REQUEST:
In the excerpt on local search and the merge step, which software solves the ILP model for the subinstance?

PAGE EXCERPT:
Begin
After constructing a solution S by calling the above-mentioned function in line 9 of Algorithm 3, each tour of S undergoes a local search process, as indicated in line 10. This local search procedure applies well-known intra-route operators such as relocation, swap, and two_opt in sequential order. Moreover, the best-improvement strategy is adopted in the context of the applied operators. The so-called relocation operator sequentially extracts each node from its existing position within a route and repositions it at an alternative location inside the same route. On the other hand, the swap operator works by interchanging the positions of a pair of selected nodes belonging to the same route. Lastly, the two_opt neighborhood explores every feasible combination of choosing two non-adjacent nodes in the same route and then reverses the arrangement of the nodes situated between the chosen pair of nodes.

Upon the application of local search, the so-called merge step is executed in line 11 in the same way as in any other CMSA algorithm. After probabilistically constructing \({n_{\textrm{a}}}\) solutions and forming the subinstance \(C'\), the subinstance is solved by first generating a corresponding ILP model based on model \(\texttt {ILP}_{\textrm{std}}^{\textrm{EVRP}}\) and then solving the model with a CPU time limit of \(t_{\textrm{ILP}}\) seconds with CPLEX in function SolveSubinstance(\(C'\), \(t_{\textrm{ILP}}\)). In order to generate this model, the following constraints are added to \(\texttt {ILP}_{\textrm{std}}^{\textrm{EVRP}}\):

$$\begin{aligned} \quad x_{ij} = 0 \quad \text {for all } c_{ij} \in C \setminus C' \end{aligned}$$
(29)
End
DATA ROWS:
Begin
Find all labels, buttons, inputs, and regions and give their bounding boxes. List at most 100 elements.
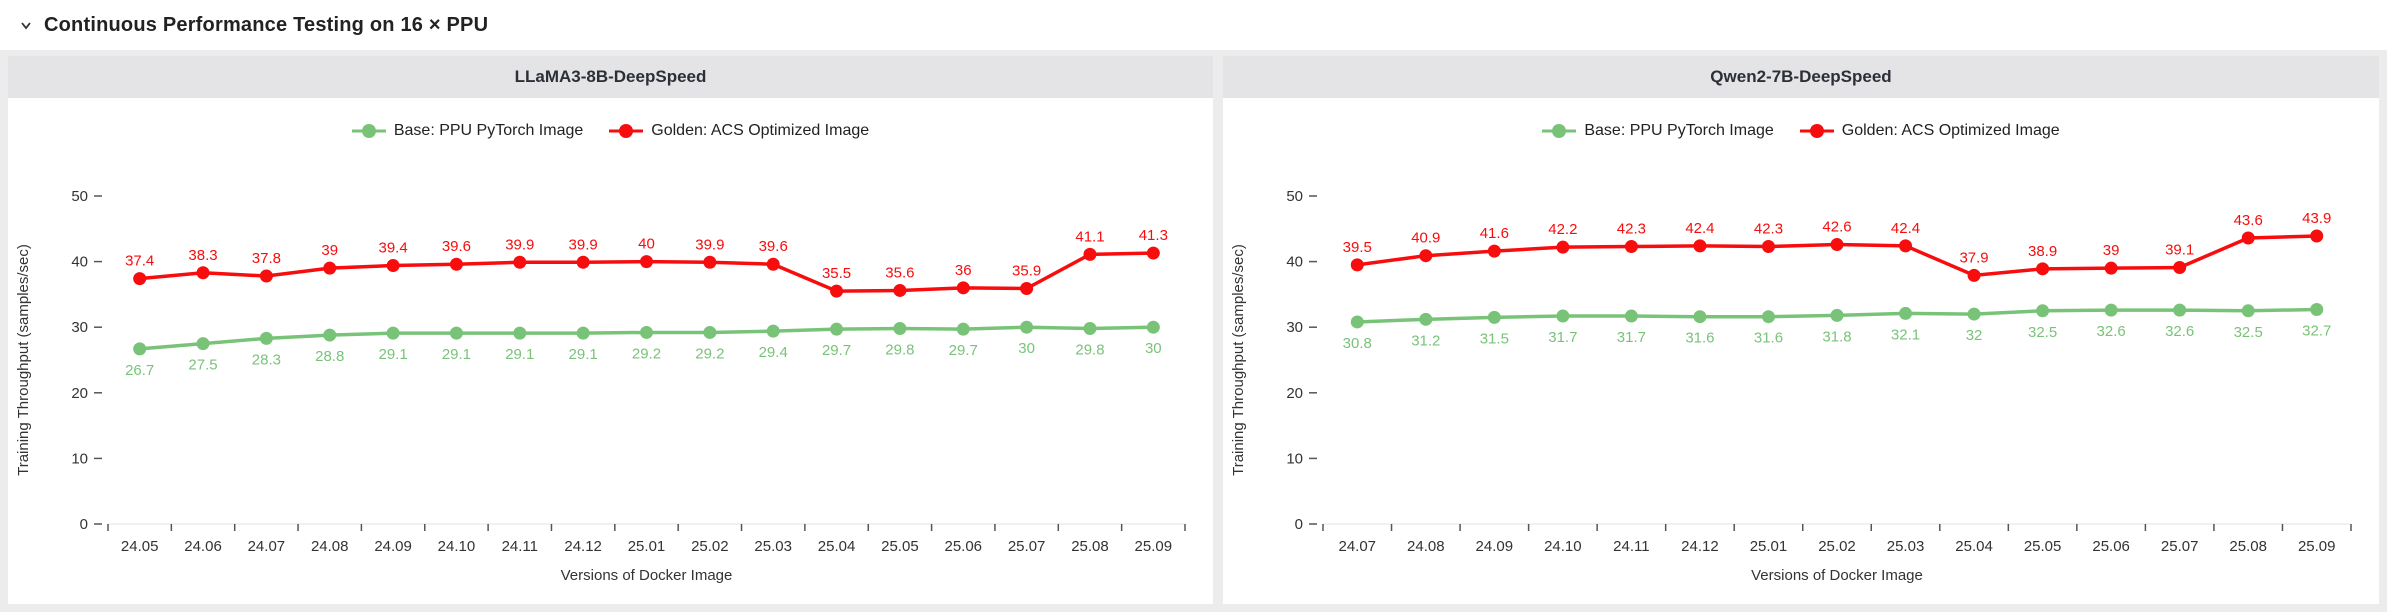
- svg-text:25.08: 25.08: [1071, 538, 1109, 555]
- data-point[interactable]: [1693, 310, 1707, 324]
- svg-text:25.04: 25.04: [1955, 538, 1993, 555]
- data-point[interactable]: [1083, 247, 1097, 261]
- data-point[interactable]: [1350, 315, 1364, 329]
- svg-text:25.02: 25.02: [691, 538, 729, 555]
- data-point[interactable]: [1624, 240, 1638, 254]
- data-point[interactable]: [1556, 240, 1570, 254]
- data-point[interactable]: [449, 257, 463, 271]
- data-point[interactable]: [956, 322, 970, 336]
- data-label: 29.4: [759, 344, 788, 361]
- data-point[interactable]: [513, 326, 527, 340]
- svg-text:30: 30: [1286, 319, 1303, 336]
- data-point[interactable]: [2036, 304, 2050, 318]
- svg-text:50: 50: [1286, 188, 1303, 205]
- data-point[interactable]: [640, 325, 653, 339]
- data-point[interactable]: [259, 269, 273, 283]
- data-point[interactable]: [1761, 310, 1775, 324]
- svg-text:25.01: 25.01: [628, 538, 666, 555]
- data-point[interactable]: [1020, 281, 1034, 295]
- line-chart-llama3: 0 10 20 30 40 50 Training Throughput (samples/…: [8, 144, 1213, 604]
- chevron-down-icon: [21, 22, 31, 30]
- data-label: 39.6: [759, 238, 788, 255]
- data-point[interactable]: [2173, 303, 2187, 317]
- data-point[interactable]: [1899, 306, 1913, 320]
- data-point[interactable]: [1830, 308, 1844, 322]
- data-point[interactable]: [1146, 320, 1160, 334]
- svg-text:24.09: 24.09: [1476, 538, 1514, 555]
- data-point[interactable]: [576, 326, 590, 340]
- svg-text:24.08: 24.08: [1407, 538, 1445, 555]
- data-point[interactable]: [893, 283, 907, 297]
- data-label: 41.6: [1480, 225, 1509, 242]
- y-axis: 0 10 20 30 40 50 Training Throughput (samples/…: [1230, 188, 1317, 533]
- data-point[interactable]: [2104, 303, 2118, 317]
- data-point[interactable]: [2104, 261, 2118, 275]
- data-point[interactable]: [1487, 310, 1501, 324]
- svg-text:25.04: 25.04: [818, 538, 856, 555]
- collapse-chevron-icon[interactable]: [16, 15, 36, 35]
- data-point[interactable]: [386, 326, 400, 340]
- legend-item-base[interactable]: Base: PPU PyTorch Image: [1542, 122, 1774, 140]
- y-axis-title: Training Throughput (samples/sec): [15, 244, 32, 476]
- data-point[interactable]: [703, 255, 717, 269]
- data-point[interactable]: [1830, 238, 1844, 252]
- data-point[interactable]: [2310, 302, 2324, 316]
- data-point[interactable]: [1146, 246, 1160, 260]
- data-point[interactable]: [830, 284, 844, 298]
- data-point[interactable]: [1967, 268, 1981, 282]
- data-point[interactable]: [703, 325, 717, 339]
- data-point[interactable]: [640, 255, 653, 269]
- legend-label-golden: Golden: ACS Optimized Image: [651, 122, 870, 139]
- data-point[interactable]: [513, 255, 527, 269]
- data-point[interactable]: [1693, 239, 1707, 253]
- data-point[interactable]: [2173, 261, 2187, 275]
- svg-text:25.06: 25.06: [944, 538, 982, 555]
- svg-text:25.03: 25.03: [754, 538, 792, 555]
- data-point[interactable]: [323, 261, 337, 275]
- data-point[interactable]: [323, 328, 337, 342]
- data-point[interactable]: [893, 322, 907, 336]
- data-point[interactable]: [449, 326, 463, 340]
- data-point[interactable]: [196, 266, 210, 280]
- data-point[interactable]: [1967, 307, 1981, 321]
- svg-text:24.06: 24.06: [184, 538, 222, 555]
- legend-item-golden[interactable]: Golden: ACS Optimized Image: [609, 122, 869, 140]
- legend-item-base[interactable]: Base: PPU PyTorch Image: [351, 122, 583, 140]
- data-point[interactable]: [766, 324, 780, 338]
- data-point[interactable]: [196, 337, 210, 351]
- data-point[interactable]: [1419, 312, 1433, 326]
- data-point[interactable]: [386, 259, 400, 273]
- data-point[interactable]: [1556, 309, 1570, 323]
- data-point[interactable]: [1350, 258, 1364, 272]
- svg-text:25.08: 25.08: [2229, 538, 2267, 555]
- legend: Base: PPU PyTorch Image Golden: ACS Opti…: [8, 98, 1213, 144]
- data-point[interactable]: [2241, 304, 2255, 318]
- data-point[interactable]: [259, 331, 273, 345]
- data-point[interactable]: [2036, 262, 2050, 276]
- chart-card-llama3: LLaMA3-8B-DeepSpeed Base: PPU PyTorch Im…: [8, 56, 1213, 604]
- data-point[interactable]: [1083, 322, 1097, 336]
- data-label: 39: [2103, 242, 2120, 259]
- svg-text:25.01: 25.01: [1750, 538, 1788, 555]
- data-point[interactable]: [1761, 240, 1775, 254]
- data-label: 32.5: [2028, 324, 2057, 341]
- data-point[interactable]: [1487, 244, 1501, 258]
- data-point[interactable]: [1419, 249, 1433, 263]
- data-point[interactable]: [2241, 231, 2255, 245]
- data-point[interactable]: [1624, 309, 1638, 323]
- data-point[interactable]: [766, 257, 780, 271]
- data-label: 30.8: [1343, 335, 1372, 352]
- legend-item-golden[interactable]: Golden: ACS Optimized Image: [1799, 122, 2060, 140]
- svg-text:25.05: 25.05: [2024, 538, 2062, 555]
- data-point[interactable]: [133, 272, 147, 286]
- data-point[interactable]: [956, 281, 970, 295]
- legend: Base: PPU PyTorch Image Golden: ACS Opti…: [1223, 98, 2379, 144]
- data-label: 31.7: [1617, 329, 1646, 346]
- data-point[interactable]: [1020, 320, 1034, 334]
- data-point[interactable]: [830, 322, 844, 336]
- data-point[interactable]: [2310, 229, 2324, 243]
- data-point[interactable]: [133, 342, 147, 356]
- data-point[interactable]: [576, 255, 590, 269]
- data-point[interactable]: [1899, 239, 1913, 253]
End
WORKED ANSWER:
CPLEX